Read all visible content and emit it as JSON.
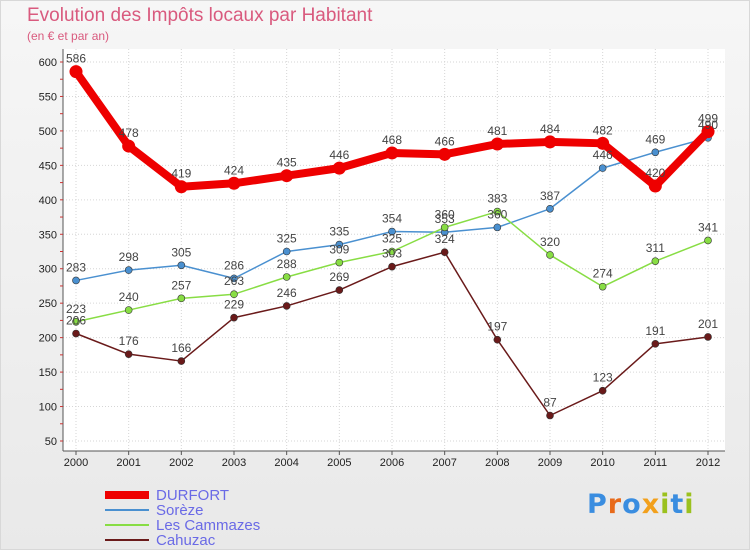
{
  "title": "Evolution des Impôts locaux par Habitant",
  "subtitle": "(en € et par an)",
  "brand": {
    "text": "Proxiti",
    "colors": [
      "#3a8de0",
      "#e86a1a",
      "#3a8de0",
      "#f2a01c",
      "#9bc11e",
      "#3a8de0",
      "#9bc11e"
    ]
  },
  "chart_data": {
    "type": "line",
    "title": "Evolution des Impôts locaux par Habitant",
    "ylabel": "(en € et par an)",
    "xlabel": "",
    "x": [
      "2000",
      "2001",
      "2002",
      "2003",
      "2004",
      "2005",
      "2006",
      "2007",
      "2008",
      "2009",
      "2010",
      "2011",
      "2012"
    ],
    "ylim": [
      50,
      600
    ],
    "yticks": [
      "50",
      "100",
      "150",
      "200",
      "250",
      "300",
      "350",
      "400",
      "450",
      "500",
      "550",
      "600"
    ],
    "grid": true,
    "legend": "bottom-left",
    "series": [
      {
        "name": "DURFORT",
        "color": "#ee0000",
        "values": [
          586,
          478,
          419,
          424,
          435,
          446,
          468,
          466,
          481,
          484,
          482,
          420,
          499
        ]
      },
      {
        "name": "Sorèze",
        "color": "#4a90d0",
        "values": [
          283,
          298,
          305,
          286,
          325,
          335,
          354,
          353,
          360,
          387,
          446,
          469,
          490
        ]
      },
      {
        "name": "Les Cammazes",
        "color": "#88dd44",
        "values": [
          223,
          240,
          257,
          263,
          288,
          309,
          325,
          360,
          383,
          320,
          274,
          311,
          341
        ]
      },
      {
        "name": "Cahuzac",
        "color": "#6a1a1a",
        "values": [
          206,
          176,
          166,
          229,
          246,
          269,
          303,
          324,
          197,
          87,
          123,
          191,
          201
        ]
      }
    ]
  }
}
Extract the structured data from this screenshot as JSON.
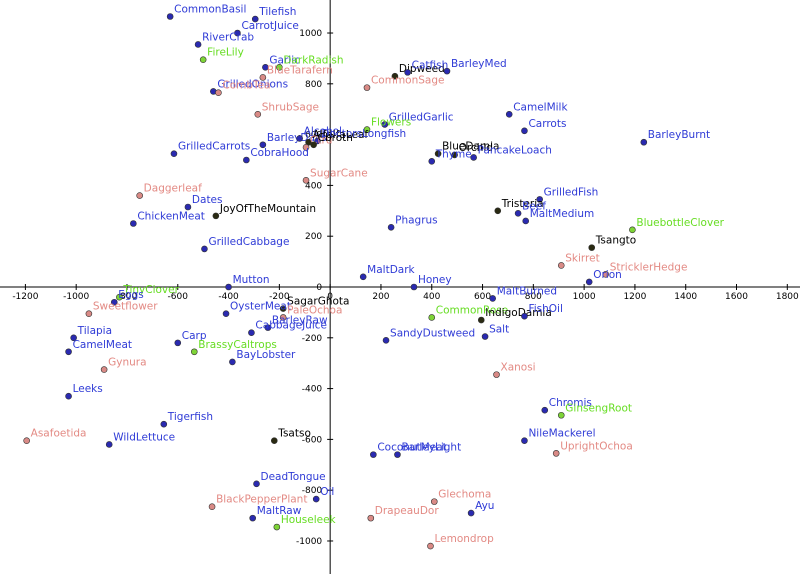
{
  "chart_data": {
    "type": "scatter",
    "xlim": [
      -1300,
      1850
    ],
    "ylim": [
      -1130,
      1130
    ],
    "x_ticks": [
      -1200,
      -1000,
      -800,
      -600,
      -400,
      -200,
      0,
      200,
      400,
      600,
      800,
      1000,
      1200,
      1400,
      1600,
      1800
    ],
    "y_ticks": [
      -1000,
      -800,
      -600,
      -400,
      -200,
      0,
      200,
      400,
      600,
      800,
      1000
    ],
    "grid": false,
    "colors": {
      "blue_point": "#2a2ab0",
      "blue_label": "#2f3bd6",
      "pink_point": "#d98a86",
      "pink_label": "#e38a84",
      "green_point": "#7ed437",
      "green_label": "#66dd22",
      "black_point": "#2a2a12",
      "black_label": "#000000"
    },
    "points": [
      {
        "label": "CommonBasil",
        "x": -630,
        "y": 1065,
        "group": "blue"
      },
      {
        "label": "Tilefish",
        "x": -295,
        "y": 1055,
        "group": "blue"
      },
      {
        "label": "CarrotJuice",
        "x": -365,
        "y": 1000,
        "group": "blue"
      },
      {
        "label": "RiverCrab",
        "x": -520,
        "y": 955,
        "group": "blue"
      },
      {
        "label": "FireLily",
        "x": -500,
        "y": 895,
        "group": "green"
      },
      {
        "label": "Garlic",
        "x": -255,
        "y": 865,
        "group": "blue"
      },
      {
        "label": "DarkRadish",
        "x": -200,
        "y": 865,
        "group": "green"
      },
      {
        "label": "BlueTarafern",
        "x": -265,
        "y": 825,
        "group": "pink"
      },
      {
        "label": "GrilledOnions",
        "x": -460,
        "y": 770,
        "group": "blue"
      },
      {
        "label": "CombTea",
        "x": -440,
        "y": 765,
        "group": "pink"
      },
      {
        "label": "ShrubSage",
        "x": -285,
        "y": 680,
        "group": "pink"
      },
      {
        "label": "Dipweed",
        "x": 255,
        "y": 830,
        "group": "black"
      },
      {
        "label": "Catfish",
        "x": 305,
        "y": 845,
        "group": "blue"
      },
      {
        "label": "BarleyMed",
        "x": 460,
        "y": 850,
        "group": "blue"
      },
      {
        "label": "CommonSage",
        "x": 145,
        "y": 785,
        "group": "pink"
      },
      {
        "label": "GrilledGarlic",
        "x": 215,
        "y": 640,
        "group": "blue"
      },
      {
        "label": "Flowers",
        "x": 145,
        "y": 620,
        "group": "green"
      },
      {
        "label": "CamelMilk",
        "x": 705,
        "y": 680,
        "group": "blue"
      },
      {
        "label": "Carrots",
        "x": 765,
        "y": 615,
        "group": "blue"
      },
      {
        "label": "BarleyDays",
        "x": -265,
        "y": 560,
        "group": "blue"
      },
      {
        "label": "Alcohol",
        "x": -120,
        "y": 585,
        "group": "blue"
      },
      {
        "label": "AlfalfaLeaf",
        "x": -85,
        "y": 570,
        "group": "black"
      },
      {
        "label": "DoctorsLongfish",
        "x": -50,
        "y": 575,
        "group": "blue"
      },
      {
        "label": "Ctru",
        "x": -95,
        "y": 550,
        "group": "pink"
      },
      {
        "label": "Cbroth",
        "x": -65,
        "y": 560,
        "group": "black"
      },
      {
        "label": "GrilledCarrots",
        "x": -615,
        "y": 525,
        "group": "blue"
      },
      {
        "label": "CobraHood",
        "x": -330,
        "y": 500,
        "group": "blue"
      },
      {
        "label": "BlueDamia",
        "x": 425,
        "y": 525,
        "group": "black"
      },
      {
        "label": "Orchid",
        "x": 490,
        "y": 520,
        "group": "black"
      },
      {
        "label": "Thyme",
        "x": 400,
        "y": 495,
        "group": "blue"
      },
      {
        "label": "PancakeLoach",
        "x": 565,
        "y": 510,
        "group": "blue"
      },
      {
        "label": "BarleyBurnt",
        "x": 1235,
        "y": 570,
        "group": "blue"
      },
      {
        "label": "SugarCane",
        "x": -95,
        "y": 420,
        "group": "pink"
      },
      {
        "label": "Daggerleaf",
        "x": -750,
        "y": 360,
        "group": "pink"
      },
      {
        "label": "Dates",
        "x": -560,
        "y": 315,
        "group": "blue"
      },
      {
        "label": "JoyOfTheMountain",
        "x": -450,
        "y": 280,
        "group": "black"
      },
      {
        "label": "ChickenMeat",
        "x": -775,
        "y": 250,
        "group": "blue"
      },
      {
        "label": "GrilledCabbage",
        "x": -495,
        "y": 150,
        "group": "blue"
      },
      {
        "label": "GrilledFish",
        "x": 825,
        "y": 345,
        "group": "blue"
      },
      {
        "label": "Tristeria",
        "x": 660,
        "y": 300,
        "group": "black"
      },
      {
        "label": "Beef",
        "x": 740,
        "y": 290,
        "group": "blue"
      },
      {
        "label": "MaltMedium",
        "x": 770,
        "y": 260,
        "group": "blue"
      },
      {
        "label": "Phagrus",
        "x": 240,
        "y": 235,
        "group": "blue"
      },
      {
        "label": "BluebottleClover",
        "x": 1190,
        "y": 225,
        "group": "green"
      },
      {
        "label": "Tsangto",
        "x": 1030,
        "y": 155,
        "group": "black"
      },
      {
        "label": "Skirret",
        "x": 910,
        "y": 85,
        "group": "pink"
      },
      {
        "label": "StricklerHedge",
        "x": 1085,
        "y": 50,
        "group": "pink"
      },
      {
        "label": "Orion",
        "x": 1020,
        "y": 20,
        "group": "blue"
      },
      {
        "label": "MaltDark",
        "x": 130,
        "y": 40,
        "group": "blue"
      },
      {
        "label": "Honey",
        "x": 330,
        "y": 0,
        "group": "blue"
      },
      {
        "label": "Mutton",
        "x": -400,
        "y": 0,
        "group": "blue"
      },
      {
        "label": "MaltBurned",
        "x": 640,
        "y": -45,
        "group": "blue"
      },
      {
        "label": "TinyClover",
        "x": -830,
        "y": -40,
        "group": "green"
      },
      {
        "label": "Eggs",
        "x": -850,
        "y": -60,
        "group": "blue"
      },
      {
        "label": "Sweetflower",
        "x": -950,
        "y": -105,
        "group": "pink"
      },
      {
        "label": "SagarGhota",
        "x": -185,
        "y": -85,
        "group": "black"
      },
      {
        "label": "OysterMeat",
        "x": -410,
        "y": -105,
        "group": "blue"
      },
      {
        "label": "PaleOchoa",
        "x": -185,
        "y": -120,
        "group": "pink"
      },
      {
        "label": "CommonRose",
        "x": 400,
        "y": -120,
        "group": "green"
      },
      {
        "label": "IndigoDamia",
        "x": 595,
        "y": -130,
        "group": "black"
      },
      {
        "label": "FishOil",
        "x": 765,
        "y": -115,
        "group": "blue"
      },
      {
        "label": "BarleyRaw",
        "x": -245,
        "y": -160,
        "group": "blue"
      },
      {
        "label": "CabbageJuice",
        "x": -310,
        "y": -180,
        "group": "blue"
      },
      {
        "label": "Carp",
        "x": -600,
        "y": -220,
        "group": "blue"
      },
      {
        "label": "BrassyCaltrops",
        "x": -535,
        "y": -255,
        "group": "green"
      },
      {
        "label": "BayLobster",
        "x": -385,
        "y": -295,
        "group": "blue"
      },
      {
        "label": "Salt",
        "x": 610,
        "y": -195,
        "group": "blue"
      },
      {
        "label": "SandyDustweed",
        "x": 220,
        "y": -210,
        "group": "blue"
      },
      {
        "label": "Tilapia",
        "x": -1010,
        "y": -200,
        "group": "blue"
      },
      {
        "label": "CamelMeat",
        "x": -1030,
        "y": -255,
        "group": "blue"
      },
      {
        "label": "Gynura",
        "x": -890,
        "y": -325,
        "group": "pink"
      },
      {
        "label": "Xanosi",
        "x": 655,
        "y": -345,
        "group": "pink"
      },
      {
        "label": "Leeks",
        "x": -1030,
        "y": -430,
        "group": "blue"
      },
      {
        "label": "Chromis",
        "x": 845,
        "y": -485,
        "group": "blue"
      },
      {
        "label": "GinsengRoot",
        "x": 910,
        "y": -505,
        "group": "green"
      },
      {
        "label": "Tigerfish",
        "x": -655,
        "y": -540,
        "group": "blue"
      },
      {
        "label": "Asafoetida",
        "x": -1195,
        "y": -605,
        "group": "pink"
      },
      {
        "label": "WildLettuce",
        "x": -870,
        "y": -620,
        "group": "blue"
      },
      {
        "label": "Tsatso",
        "x": -220,
        "y": -605,
        "group": "black"
      },
      {
        "label": "NileMackerel",
        "x": 765,
        "y": -605,
        "group": "blue"
      },
      {
        "label": "UprightOchoa",
        "x": 890,
        "y": -655,
        "group": "pink"
      },
      {
        "label": "CoconutMeat",
        "x": 170,
        "y": -660,
        "group": "blue"
      },
      {
        "label": "BarleyLight",
        "x": 265,
        "y": -660,
        "group": "blue"
      },
      {
        "label": "DeadTongue",
        "x": -290,
        "y": -775,
        "group": "blue"
      },
      {
        "label": "Oil",
        "x": -55,
        "y": -835,
        "group": "blue"
      },
      {
        "label": "BlackPepperPlant",
        "x": -465,
        "y": -865,
        "group": "pink"
      },
      {
        "label": "MaltRaw",
        "x": -305,
        "y": -910,
        "group": "blue"
      },
      {
        "label": "Houseleek",
        "x": -210,
        "y": -945,
        "group": "green"
      },
      {
        "label": "Glechoma",
        "x": 410,
        "y": -845,
        "group": "pink"
      },
      {
        "label": "DrapeauDor",
        "x": 160,
        "y": -910,
        "group": "pink"
      },
      {
        "label": "Ayu",
        "x": 555,
        "y": -890,
        "group": "blue"
      },
      {
        "label": "Lemondrop",
        "x": 395,
        "y": -1020,
        "group": "pink"
      }
    ]
  }
}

- Task goal
Supply the count of lines in the entries that contain the word "name", and nothing besides.

- Answer below
4